*INSTRUCTION*
Write out every line of the material exactly as it appears.

━━━━━ SOURCE MATERIAL ━━━━━

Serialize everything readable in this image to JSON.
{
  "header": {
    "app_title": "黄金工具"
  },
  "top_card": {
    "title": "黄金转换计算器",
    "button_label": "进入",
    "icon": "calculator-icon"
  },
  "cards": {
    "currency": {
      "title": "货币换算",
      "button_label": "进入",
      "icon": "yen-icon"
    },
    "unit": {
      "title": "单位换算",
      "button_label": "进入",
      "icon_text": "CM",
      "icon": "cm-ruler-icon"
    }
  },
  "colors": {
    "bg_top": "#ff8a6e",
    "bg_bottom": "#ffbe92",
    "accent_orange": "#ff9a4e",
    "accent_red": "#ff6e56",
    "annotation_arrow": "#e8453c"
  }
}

━━━━━

*CORRECT RESPONSE*
Serialize everything readable in this image to JSON.
{
  "header": {
    "app_title": "黄金工具"
  },
  "top_card": {
    "title": "黄金转换计算器",
    "button_label": "进入",
    "icon": "calculator-icon"
  },
  "cards": {
    "currency": {
      "title": "货币换算",
      "button_label": "进入",
      "icon": "yen-icon"
    },
    "unit": {
      "title": "单位换算",
      "button_label": "进入",
      "icon_text": "CM",
      "icon": "cm-ruler-icon"
    }
  },
  "colors": {
    "bg_top": "#ff8a6e",
    "bg_bottom": "#ffbe92",
    "accent_orange": "#ff9a4e",
    "accent_red": "#ff6e56",
    "annotation_arrow": "#e8453c"
  }
}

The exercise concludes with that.